EXCERTO ORIGINAL =>

<<<<

Quinta das Bágeiras Garrafeira branco 2019

Apenas num ano de colheita de diferença, ganhou nuances de orvalho matinal, sílex, leve raspa de toranja e toque de pólvora. Muito envolvente, sem nunca perder o nervo inicial, está ainda super novo e pujante. O grau nem se acusa, dada a elevada frescura natural. (15,5%)

18 C

Quinta das Bágeiras Garrafeira branco 2018

Aqui, além da cremosidade e do querosene e pólvora expectáveis, tem já especiarias, como pimenta branca e açafrão, uma componente vegetal e sugestão de casca de laranja. Na boca mantém a acidez no topo e sobretudo uma enorme secura final, característica de quase todos os Bágeiras Garrafeira branco. (14%)

 17,5 B

Quinta das Bágeiras Garrafeira branco 2017

Floral, grafite, limão maduro, ligeiramente menos preciso e mais difuso nos aromas. Na boca, apesar de não dar o estalo de acidez que os outros dão, tem enorme frescura e cremosidade, delicadeza num conjunto muito bonito. (14,5%)

 17,5 B

Quinta das Bágeiras Garrafeira branco 2016

Bem delicado no aroma floral q.b., infusões tipo camomila e erva-príncipe, toranja madura. Na boca volta ao registo de óptima frescura ácida e precisão, nervo e juventude. Fica na boca e termina salino. (14%)

 17,5 B

Quinta das Bágeiras Garrafeira branco 2015

Muito expressivo e a atacar na pedra raspada e no querosene, bastante pólvora e sugestão calcária, pimenta branca. Na boca traz uma percepção de acidez um pouco mais baixa do que os outros, mas é elegante e delicado. (14%)

 17 A

Quinta das Bágeiras Garrafeira branco 2014

Floral e com fundo vegetal no nariz contido, com levíssima sugestão de pvc que lhe dá piada. Mais directo na boca e com menos corpo do que os anteriores, e ligeiramente mais diluído no conjunto. Provavelmente resultado das adversidades do ano 2014, que foi bastante chuvoso no momento em que não devia. (13,5%)

 17,5 B

Quinta das Bágeiras Garrafeira branco 2013

Este vai na direcção do exotismo, com bastante especiaria, casca de laranja, lima e sugestão de cardamomo. Na boca está bem vivo e harmonioso. (13,5%)

>>>>

[Registos de um conjunto de dados]
<<<<

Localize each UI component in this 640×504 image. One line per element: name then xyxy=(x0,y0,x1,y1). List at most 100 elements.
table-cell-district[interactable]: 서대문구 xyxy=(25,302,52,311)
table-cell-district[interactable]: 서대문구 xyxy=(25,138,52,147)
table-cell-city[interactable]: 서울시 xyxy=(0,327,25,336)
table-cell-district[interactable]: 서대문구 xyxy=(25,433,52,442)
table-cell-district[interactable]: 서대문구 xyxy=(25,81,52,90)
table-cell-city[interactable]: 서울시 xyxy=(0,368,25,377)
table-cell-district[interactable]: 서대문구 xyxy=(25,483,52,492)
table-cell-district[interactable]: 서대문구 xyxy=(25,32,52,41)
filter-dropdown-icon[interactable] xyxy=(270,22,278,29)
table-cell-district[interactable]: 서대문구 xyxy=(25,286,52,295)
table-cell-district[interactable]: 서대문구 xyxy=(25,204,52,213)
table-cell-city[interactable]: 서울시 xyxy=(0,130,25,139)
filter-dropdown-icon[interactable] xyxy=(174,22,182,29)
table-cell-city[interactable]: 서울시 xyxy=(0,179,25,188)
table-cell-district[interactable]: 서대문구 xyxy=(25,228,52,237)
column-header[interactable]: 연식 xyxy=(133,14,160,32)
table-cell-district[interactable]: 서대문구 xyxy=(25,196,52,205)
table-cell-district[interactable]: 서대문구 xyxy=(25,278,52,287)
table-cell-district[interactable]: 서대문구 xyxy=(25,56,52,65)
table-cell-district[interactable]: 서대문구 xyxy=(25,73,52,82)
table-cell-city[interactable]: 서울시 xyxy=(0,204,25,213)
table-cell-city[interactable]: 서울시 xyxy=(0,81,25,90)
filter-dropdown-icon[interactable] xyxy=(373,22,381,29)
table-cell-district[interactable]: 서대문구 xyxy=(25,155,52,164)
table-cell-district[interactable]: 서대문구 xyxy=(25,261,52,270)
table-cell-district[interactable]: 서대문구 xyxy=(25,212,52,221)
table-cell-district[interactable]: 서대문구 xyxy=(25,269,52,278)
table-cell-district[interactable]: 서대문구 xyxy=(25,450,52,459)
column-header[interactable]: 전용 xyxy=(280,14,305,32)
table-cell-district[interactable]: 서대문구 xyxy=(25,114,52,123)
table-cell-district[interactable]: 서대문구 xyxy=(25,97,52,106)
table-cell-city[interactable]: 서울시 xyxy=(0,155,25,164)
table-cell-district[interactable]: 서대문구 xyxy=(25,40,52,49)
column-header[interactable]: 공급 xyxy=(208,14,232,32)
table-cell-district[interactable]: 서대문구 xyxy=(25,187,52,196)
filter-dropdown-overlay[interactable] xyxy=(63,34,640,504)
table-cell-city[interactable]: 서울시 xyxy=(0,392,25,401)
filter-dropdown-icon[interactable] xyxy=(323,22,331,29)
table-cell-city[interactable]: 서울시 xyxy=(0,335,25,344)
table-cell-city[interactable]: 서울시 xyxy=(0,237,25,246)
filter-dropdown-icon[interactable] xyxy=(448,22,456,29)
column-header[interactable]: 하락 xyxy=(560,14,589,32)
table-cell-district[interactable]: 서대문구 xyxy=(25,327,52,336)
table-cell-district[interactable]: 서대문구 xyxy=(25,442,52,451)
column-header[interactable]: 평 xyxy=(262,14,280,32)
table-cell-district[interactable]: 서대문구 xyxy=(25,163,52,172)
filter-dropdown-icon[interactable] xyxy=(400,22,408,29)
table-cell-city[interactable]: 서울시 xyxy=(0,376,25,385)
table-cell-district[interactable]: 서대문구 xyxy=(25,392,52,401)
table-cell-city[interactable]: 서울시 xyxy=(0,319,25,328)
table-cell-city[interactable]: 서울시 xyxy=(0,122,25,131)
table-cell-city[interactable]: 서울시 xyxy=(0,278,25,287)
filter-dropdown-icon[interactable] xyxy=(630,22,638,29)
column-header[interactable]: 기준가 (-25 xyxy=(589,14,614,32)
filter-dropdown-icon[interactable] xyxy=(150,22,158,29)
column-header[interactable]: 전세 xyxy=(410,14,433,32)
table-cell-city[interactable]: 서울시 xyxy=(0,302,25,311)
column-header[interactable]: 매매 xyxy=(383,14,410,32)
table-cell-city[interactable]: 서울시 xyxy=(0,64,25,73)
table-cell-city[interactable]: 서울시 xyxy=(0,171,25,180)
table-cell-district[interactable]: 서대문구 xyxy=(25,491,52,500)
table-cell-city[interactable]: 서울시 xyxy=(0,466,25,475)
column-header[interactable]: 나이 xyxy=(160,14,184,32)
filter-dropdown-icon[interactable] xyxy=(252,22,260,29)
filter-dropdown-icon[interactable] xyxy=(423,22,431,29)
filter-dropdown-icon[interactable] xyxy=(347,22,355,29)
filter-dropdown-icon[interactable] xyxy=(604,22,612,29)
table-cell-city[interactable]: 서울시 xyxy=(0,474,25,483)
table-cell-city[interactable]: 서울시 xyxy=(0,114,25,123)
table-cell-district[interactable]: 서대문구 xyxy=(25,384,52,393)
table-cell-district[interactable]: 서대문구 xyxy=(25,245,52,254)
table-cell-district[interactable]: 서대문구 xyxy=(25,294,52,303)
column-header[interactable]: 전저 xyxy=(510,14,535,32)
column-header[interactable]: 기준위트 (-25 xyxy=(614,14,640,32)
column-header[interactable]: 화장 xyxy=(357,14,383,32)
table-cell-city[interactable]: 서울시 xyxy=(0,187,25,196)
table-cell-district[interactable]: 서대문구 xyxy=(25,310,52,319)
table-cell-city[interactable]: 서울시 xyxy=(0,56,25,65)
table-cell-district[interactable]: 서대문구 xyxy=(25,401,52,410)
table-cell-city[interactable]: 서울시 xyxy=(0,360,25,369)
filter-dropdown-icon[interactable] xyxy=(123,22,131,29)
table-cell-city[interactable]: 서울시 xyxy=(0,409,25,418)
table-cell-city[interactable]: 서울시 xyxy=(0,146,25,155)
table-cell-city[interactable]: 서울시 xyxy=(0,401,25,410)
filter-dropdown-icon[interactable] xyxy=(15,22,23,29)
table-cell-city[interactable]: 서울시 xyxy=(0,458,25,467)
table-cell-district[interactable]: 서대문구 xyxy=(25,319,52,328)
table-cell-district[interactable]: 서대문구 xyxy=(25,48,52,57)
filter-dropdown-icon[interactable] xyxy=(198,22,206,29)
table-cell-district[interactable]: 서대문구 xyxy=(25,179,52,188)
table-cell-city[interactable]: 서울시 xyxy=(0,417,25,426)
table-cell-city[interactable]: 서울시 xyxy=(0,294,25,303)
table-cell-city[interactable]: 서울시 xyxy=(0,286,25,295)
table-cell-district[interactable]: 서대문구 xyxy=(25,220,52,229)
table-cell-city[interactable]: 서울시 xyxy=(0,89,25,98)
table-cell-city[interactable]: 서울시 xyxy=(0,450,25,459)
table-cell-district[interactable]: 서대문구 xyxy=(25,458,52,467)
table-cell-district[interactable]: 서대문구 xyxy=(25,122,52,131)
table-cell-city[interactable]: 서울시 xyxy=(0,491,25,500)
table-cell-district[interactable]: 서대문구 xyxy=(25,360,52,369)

>>>>

OBJETIVO => Copia sem alterações o trecho do excerto que começa em "Quinta das Bágeiras Garrafeira branco 2017" e segue até "termina salino. (14%)". Recorre apenas ao excerto.

RESPOSTA =>
Quinta das Bágeiras Garrafeira branco 2017

Floral, grafite, limão maduro, ligeiramente menos preciso e mais difuso nos aromas. Na boca, apesar de não dar o estalo de acidez que os outros dão, tem enorme frescura e cremosidade, delicadeza num conjunto muito bonito. (14,5%)

 17,5 B

Quinta das Bágeiras Garrafeira branco 2016

Bem delicado no aroma floral q.b., infusões tipo camomila e erva-príncipe, toranja madura. Na boca volta ao registo de óptima frescura ácida e precisão, nervo e juventude. Fica na boca e termina salino. (14%)